■ RECORD SET
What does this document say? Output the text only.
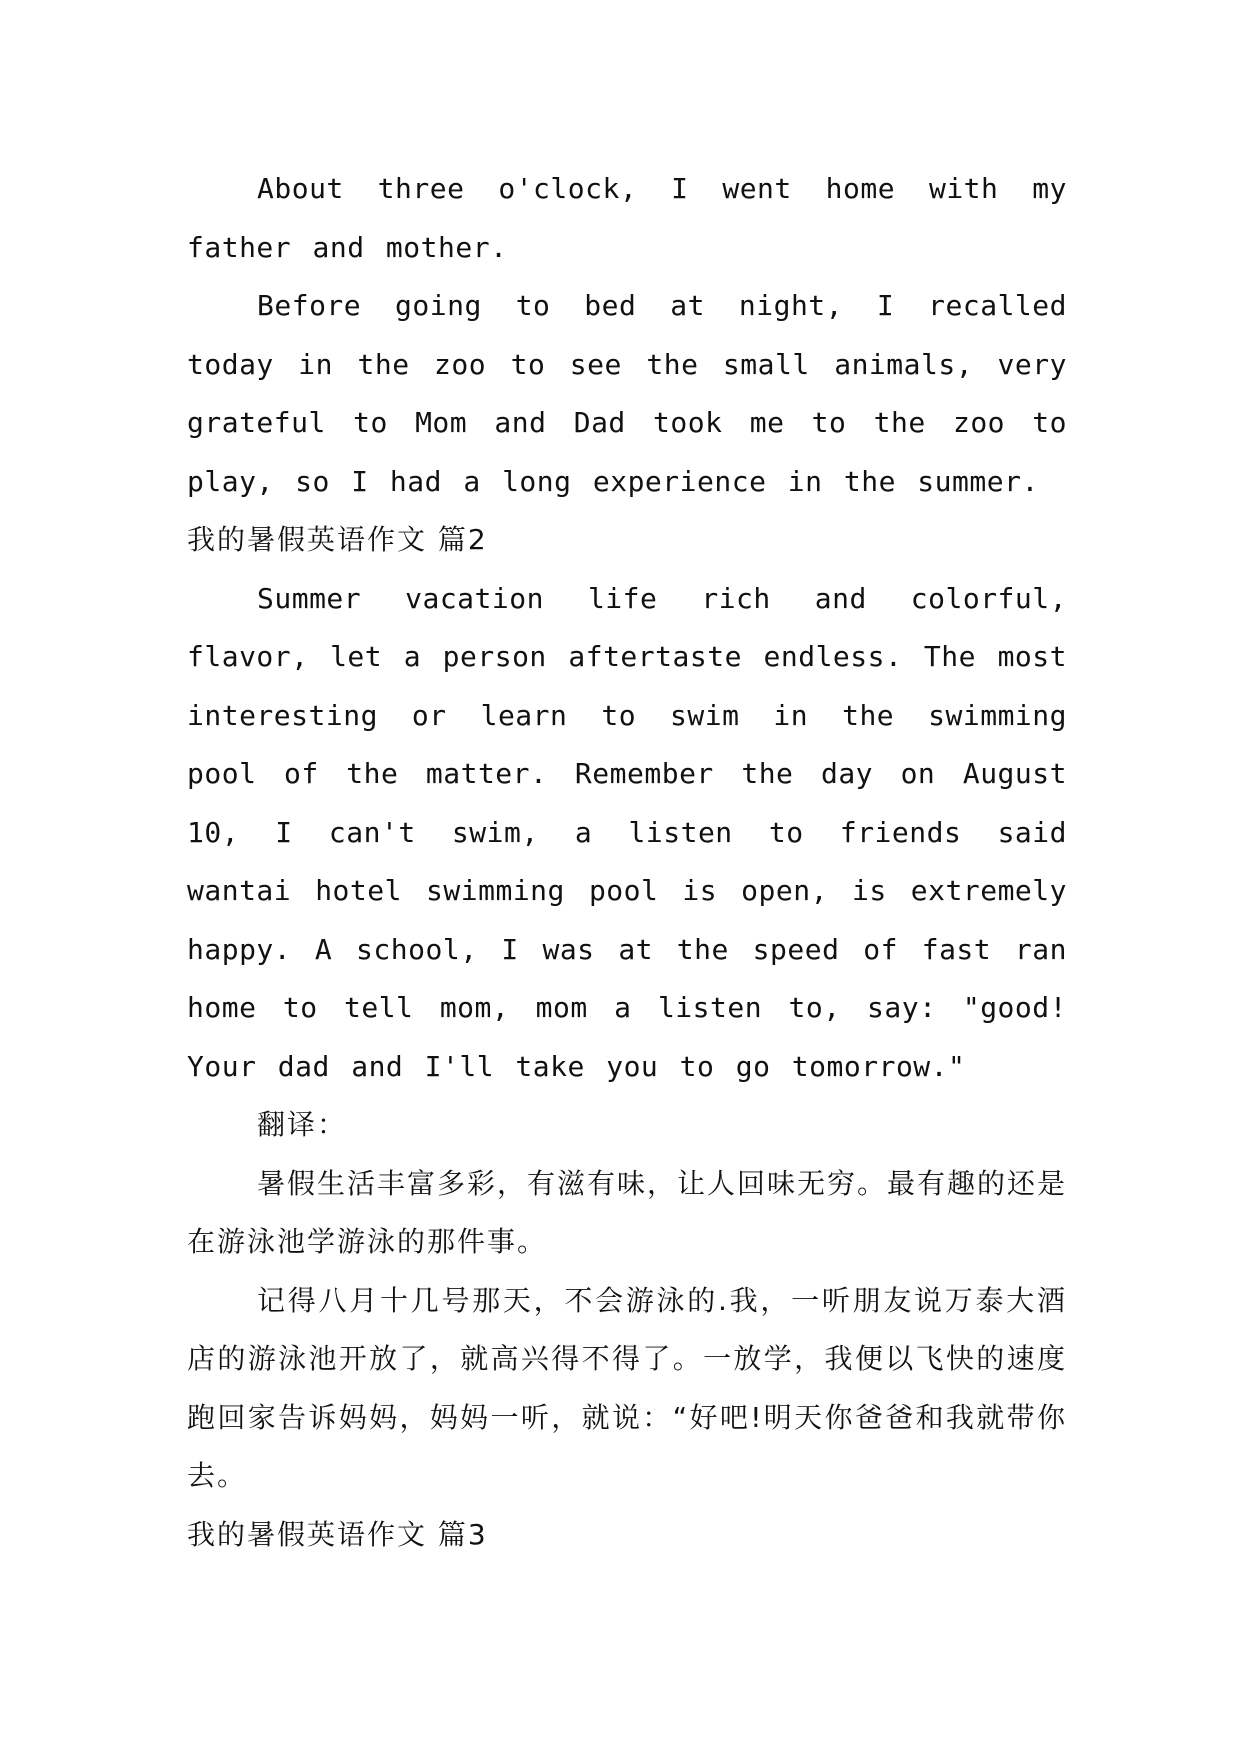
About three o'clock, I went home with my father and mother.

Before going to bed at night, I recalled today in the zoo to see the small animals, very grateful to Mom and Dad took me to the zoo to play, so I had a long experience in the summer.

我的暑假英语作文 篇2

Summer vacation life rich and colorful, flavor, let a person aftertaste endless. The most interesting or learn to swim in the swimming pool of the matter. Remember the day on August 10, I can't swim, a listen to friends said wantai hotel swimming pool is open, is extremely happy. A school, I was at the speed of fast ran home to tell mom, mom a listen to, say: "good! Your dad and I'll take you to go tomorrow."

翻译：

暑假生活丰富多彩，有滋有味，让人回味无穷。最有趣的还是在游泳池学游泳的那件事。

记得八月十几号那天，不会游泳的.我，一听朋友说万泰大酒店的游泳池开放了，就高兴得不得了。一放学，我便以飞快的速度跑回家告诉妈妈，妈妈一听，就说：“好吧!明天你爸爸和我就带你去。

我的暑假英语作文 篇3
* * *
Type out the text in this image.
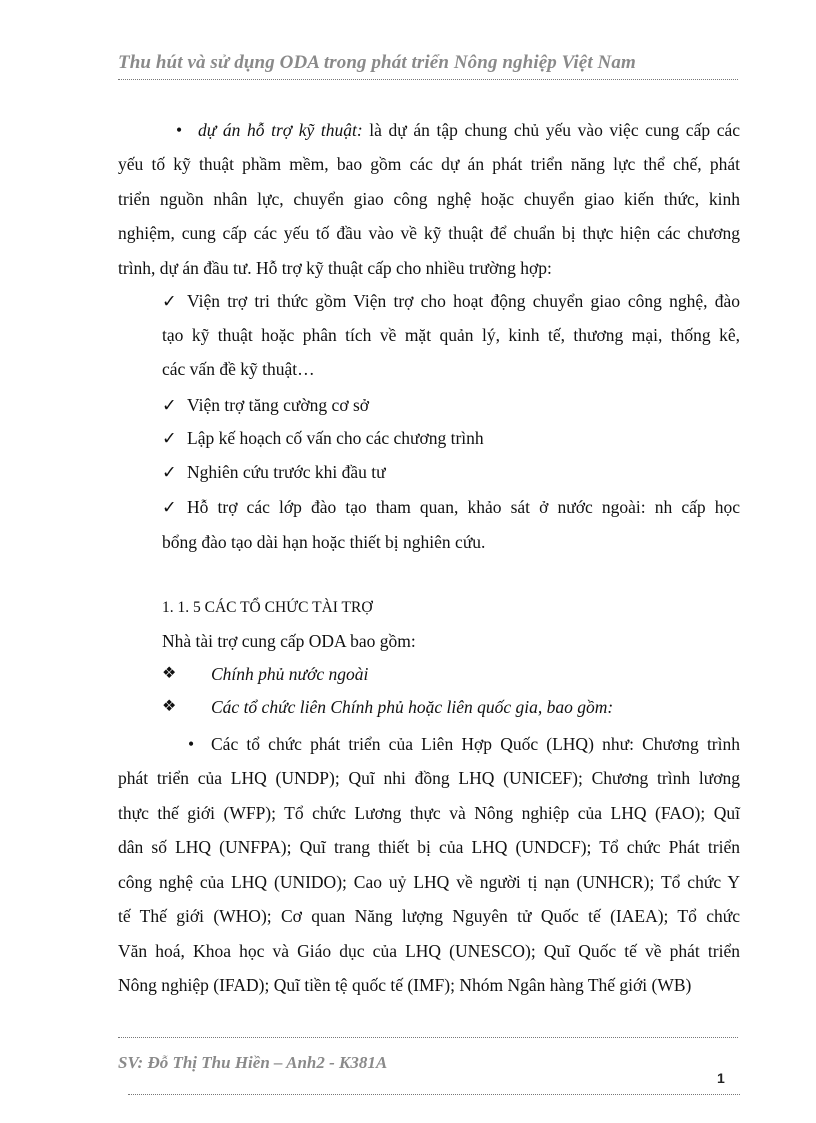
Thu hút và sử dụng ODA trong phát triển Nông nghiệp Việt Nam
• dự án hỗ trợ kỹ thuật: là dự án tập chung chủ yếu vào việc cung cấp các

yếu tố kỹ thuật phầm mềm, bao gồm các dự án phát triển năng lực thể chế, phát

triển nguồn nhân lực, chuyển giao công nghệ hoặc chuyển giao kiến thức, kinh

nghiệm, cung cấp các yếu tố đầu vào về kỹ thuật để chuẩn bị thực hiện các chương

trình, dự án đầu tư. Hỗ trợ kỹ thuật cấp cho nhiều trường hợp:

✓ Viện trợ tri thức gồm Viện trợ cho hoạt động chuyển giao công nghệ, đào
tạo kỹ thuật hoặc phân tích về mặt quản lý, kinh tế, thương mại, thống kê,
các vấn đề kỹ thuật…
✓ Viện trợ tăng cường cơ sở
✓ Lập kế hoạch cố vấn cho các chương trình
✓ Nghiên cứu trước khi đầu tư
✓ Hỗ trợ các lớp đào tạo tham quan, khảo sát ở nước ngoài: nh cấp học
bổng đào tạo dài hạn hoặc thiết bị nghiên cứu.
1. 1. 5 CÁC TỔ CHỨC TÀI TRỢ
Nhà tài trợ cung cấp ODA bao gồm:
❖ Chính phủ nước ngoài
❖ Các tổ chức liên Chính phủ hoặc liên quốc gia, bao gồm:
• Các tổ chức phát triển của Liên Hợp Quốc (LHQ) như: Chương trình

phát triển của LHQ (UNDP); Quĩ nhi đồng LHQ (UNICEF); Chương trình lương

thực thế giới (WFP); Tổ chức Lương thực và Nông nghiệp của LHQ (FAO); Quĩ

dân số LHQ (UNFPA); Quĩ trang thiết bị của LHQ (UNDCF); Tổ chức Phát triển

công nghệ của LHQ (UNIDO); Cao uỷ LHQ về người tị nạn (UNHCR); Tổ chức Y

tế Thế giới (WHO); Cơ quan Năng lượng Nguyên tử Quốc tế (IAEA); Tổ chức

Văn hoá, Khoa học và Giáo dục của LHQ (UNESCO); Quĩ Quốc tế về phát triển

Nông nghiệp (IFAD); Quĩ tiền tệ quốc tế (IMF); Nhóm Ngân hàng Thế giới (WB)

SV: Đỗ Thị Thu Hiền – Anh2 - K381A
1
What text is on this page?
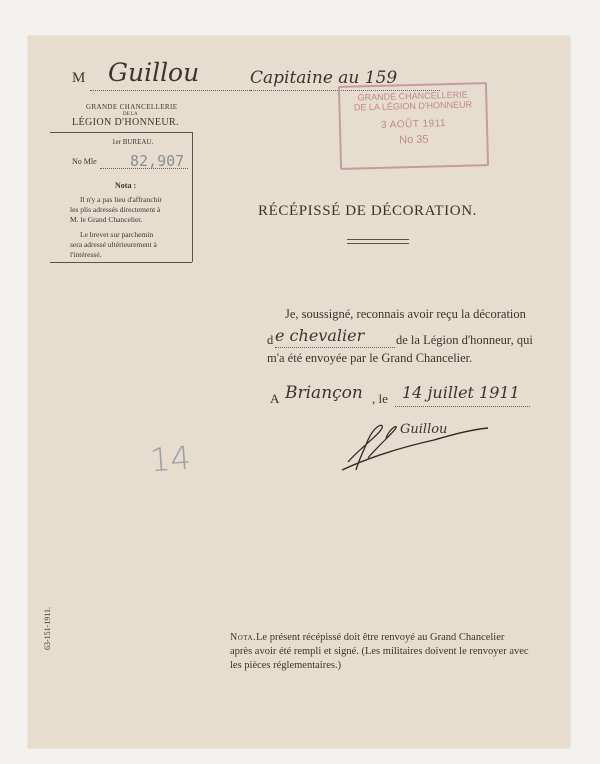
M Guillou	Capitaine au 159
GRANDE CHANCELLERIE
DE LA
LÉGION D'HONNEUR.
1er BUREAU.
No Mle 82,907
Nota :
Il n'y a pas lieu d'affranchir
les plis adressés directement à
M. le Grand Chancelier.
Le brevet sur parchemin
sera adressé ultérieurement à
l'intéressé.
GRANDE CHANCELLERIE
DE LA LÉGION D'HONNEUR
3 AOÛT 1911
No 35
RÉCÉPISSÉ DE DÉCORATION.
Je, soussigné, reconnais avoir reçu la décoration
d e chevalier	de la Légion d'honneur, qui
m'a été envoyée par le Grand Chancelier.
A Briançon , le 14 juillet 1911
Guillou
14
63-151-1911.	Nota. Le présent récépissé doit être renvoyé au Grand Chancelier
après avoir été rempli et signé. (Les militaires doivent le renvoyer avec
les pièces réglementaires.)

■ WORK TO BE COMPLETED
Scan the records above, count the lines with "Chancelier" in them, and give only the number.

■ RESULT OF THE EXERCISE
3